---------- Record extracts ----------
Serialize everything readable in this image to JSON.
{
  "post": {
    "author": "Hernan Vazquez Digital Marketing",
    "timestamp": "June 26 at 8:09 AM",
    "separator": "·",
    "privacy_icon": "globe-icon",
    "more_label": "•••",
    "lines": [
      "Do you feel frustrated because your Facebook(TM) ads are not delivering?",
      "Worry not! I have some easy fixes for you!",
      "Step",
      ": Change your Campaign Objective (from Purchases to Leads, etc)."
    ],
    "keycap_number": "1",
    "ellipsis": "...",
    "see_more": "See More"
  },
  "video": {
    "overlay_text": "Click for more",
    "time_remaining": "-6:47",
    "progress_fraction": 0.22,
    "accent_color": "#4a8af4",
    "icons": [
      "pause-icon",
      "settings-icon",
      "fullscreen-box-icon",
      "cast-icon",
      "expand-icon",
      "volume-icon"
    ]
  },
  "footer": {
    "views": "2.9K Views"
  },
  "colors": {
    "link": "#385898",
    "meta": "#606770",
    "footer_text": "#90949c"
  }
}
----------
---------- Record extracts ----------
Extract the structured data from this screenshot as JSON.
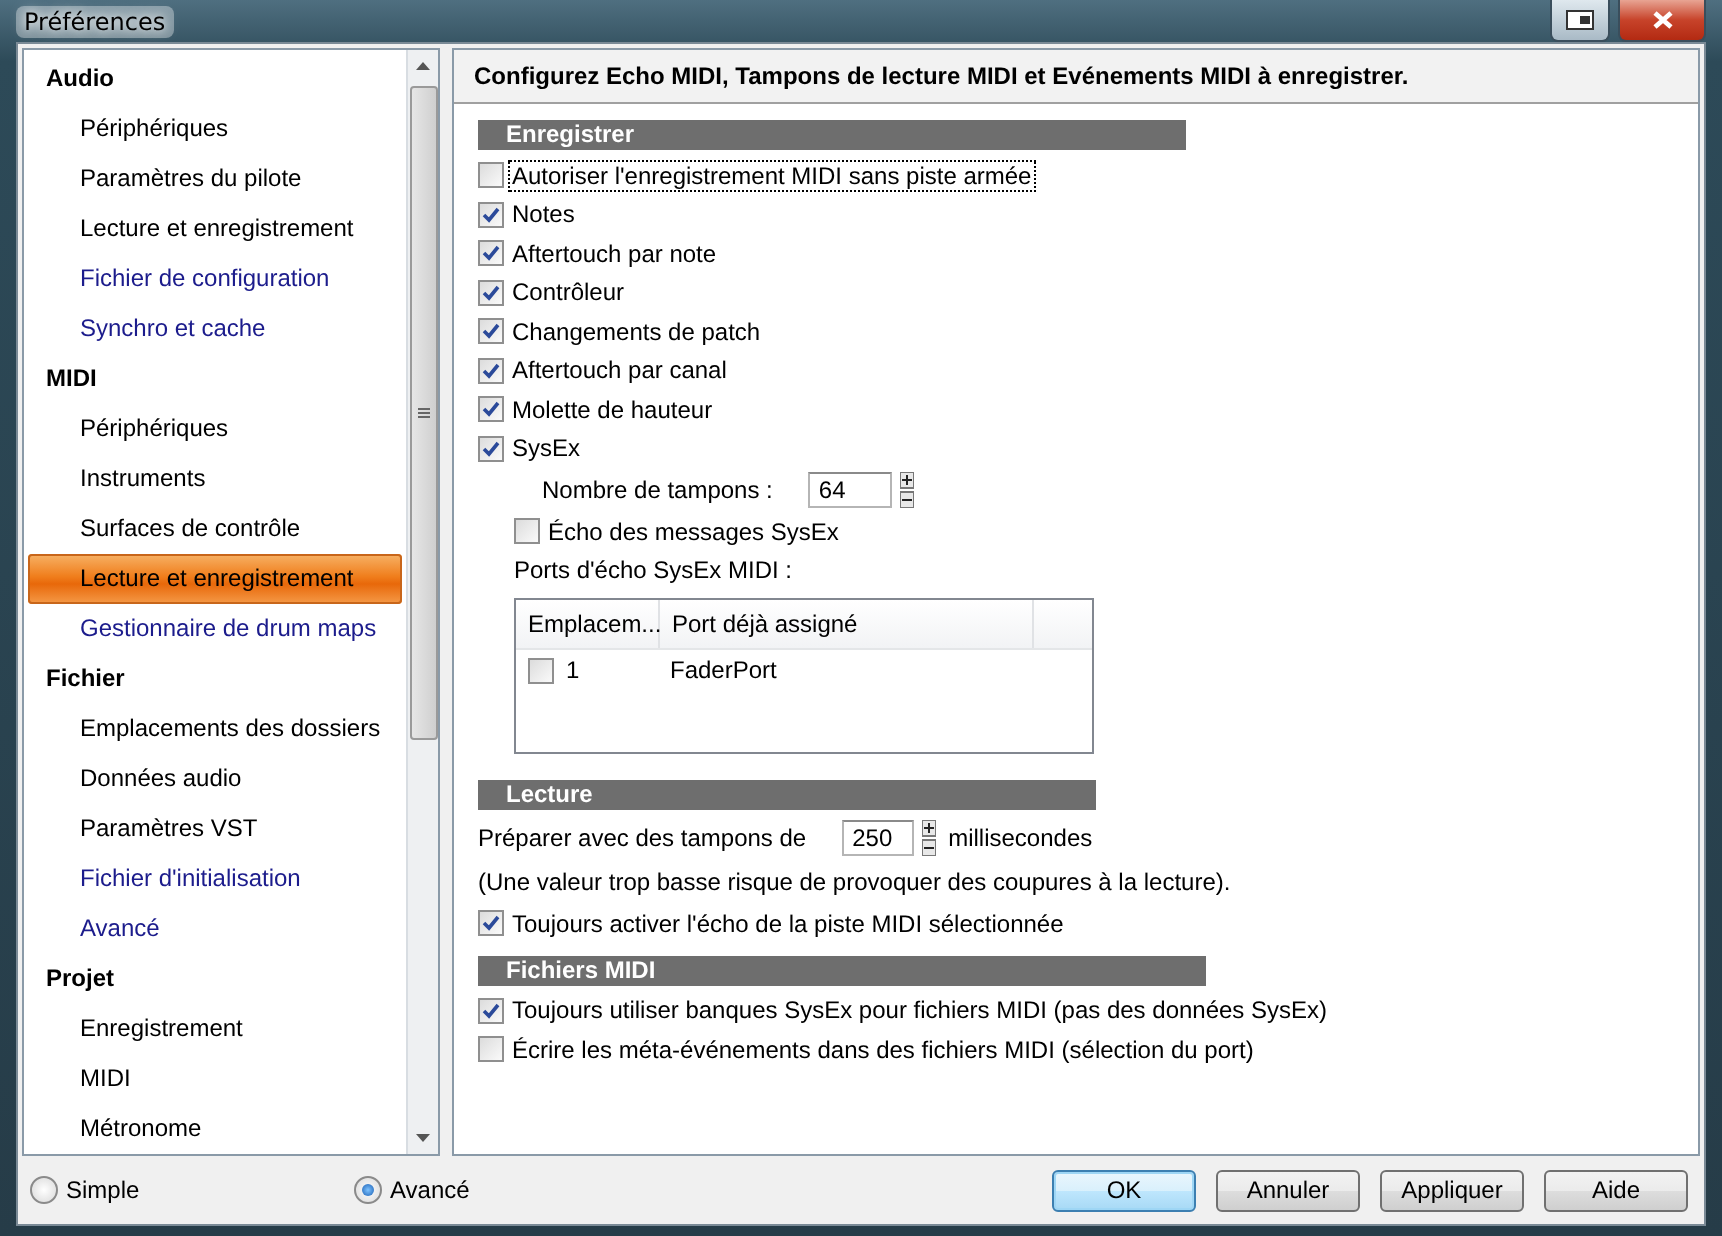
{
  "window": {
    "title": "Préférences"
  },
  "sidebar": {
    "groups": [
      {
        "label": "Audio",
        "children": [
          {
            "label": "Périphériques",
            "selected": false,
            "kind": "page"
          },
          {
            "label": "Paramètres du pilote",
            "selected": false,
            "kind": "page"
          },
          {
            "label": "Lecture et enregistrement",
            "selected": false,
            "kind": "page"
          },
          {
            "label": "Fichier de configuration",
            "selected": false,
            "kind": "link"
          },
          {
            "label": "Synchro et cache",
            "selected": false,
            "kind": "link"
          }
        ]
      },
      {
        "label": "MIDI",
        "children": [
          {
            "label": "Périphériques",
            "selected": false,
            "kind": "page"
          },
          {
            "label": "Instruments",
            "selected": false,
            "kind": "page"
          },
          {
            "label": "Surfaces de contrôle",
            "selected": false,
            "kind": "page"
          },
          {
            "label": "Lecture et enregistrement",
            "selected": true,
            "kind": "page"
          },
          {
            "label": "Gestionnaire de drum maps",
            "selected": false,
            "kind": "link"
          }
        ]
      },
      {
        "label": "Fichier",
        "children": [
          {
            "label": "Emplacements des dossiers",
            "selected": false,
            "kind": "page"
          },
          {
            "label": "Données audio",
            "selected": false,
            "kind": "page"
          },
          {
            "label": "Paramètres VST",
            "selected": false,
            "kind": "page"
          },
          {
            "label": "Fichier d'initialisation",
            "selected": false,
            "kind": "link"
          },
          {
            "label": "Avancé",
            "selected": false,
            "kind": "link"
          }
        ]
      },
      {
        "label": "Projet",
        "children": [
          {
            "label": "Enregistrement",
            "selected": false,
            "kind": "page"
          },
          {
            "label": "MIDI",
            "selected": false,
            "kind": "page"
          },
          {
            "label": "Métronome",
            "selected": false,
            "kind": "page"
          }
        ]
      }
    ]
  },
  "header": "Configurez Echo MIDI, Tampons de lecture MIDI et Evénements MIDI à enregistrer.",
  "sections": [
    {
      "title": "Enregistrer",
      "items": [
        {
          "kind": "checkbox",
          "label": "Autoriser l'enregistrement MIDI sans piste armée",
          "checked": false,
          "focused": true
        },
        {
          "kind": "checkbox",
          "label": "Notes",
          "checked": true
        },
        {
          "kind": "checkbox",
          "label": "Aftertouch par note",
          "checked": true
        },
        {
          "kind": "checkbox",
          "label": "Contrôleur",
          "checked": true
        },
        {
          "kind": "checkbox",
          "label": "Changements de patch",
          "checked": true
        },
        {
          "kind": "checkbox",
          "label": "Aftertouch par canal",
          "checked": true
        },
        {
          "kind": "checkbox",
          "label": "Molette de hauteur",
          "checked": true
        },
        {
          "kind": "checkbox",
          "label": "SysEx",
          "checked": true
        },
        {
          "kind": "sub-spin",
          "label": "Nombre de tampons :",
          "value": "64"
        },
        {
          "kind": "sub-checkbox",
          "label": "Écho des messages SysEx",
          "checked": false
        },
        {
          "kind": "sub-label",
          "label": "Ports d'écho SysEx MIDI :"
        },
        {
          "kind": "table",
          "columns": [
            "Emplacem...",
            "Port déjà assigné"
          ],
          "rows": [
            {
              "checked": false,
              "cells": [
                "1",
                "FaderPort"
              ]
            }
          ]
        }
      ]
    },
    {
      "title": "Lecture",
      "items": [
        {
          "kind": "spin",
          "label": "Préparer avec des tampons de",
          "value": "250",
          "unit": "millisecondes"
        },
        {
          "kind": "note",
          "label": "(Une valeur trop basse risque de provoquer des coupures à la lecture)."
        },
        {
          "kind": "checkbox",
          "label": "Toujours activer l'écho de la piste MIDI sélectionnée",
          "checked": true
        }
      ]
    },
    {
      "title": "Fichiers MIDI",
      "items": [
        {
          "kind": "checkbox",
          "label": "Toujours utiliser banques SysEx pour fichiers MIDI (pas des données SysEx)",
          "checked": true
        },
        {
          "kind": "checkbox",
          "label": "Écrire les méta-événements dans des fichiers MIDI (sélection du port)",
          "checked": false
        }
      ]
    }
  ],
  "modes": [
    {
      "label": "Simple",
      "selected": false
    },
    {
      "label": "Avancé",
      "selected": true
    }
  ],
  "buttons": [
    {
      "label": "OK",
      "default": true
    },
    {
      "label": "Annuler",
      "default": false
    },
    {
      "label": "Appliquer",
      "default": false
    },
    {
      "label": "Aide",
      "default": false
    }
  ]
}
----------
---------- Record extracts ----------
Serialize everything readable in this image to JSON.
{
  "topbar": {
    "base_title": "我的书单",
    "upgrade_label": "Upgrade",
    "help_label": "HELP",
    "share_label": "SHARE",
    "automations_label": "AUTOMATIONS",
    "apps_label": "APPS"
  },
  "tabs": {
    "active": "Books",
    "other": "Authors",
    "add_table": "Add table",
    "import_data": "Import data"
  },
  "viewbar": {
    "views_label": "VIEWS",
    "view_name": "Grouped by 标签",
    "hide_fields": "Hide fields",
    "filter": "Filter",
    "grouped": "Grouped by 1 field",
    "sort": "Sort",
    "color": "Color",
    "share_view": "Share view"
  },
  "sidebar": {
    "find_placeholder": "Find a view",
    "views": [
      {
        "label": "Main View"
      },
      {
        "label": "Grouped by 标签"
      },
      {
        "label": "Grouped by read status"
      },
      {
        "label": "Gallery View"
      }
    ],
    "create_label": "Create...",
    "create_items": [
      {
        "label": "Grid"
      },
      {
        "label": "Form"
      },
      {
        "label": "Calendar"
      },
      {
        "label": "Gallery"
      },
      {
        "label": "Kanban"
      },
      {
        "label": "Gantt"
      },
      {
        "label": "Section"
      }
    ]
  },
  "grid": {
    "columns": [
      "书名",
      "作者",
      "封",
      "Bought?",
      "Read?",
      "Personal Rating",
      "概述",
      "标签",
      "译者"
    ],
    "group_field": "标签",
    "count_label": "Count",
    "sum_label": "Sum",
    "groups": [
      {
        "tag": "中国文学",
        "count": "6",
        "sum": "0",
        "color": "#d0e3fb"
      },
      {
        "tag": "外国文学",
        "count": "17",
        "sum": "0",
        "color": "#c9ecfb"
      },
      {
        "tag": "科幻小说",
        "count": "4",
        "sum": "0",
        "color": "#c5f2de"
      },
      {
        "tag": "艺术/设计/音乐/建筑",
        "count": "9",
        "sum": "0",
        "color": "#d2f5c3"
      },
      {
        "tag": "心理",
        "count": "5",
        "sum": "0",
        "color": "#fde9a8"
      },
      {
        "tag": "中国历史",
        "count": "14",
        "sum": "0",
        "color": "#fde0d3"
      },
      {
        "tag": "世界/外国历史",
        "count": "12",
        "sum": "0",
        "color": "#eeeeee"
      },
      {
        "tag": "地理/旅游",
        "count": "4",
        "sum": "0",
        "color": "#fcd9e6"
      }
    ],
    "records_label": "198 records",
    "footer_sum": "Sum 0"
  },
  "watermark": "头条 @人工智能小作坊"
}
----------
_Task goal_: Across the records, how many lines contain "data"? Only the number should be given.

_Task answer_: 2